# Instructions for the task
Without the pictures, reproduce the records that follow exactly.

====== Data to process

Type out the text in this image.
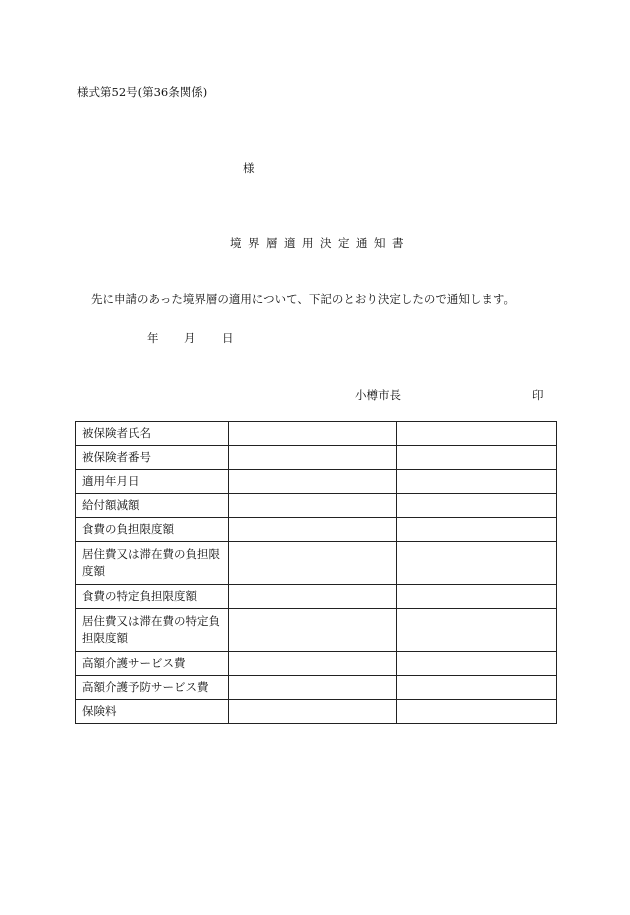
様式第52号(第36条関係)
様
境界層適用決定通知書
先に申請のあった境界層の適用について、下記のとおり決定したので通知します。
年 月 日
小樽市長	印
被保険者氏名		
被保険者番号		
適用年月日		
給付額減額		
食費の負担限度額		
居住費又は滞在費の負担限度額		
食費の特定負担限度額		
居住費又は滞在費の特定負担限度額		
高額介護サービス費		
高額介護予防サービス費		
保険料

============

# Correct answer
Type out the text in this image.
様式第52号(第36条関係)
様
境界層適用決定通知書
先に申請のあった境界層の適用について、下記のとおり決定したので通知します。
年 月 日
小樽市長	印
被保険者氏名		
被保険者番号		
適用年月日		
給付額減額		
食費の負担限度額		
居住費又は滞在費の負担限度額		
食費の特定負担限度額		
居住費又は滞在費の特定負担限度額		
高額介護サービス費		
高額介護予防サービス費		
保険料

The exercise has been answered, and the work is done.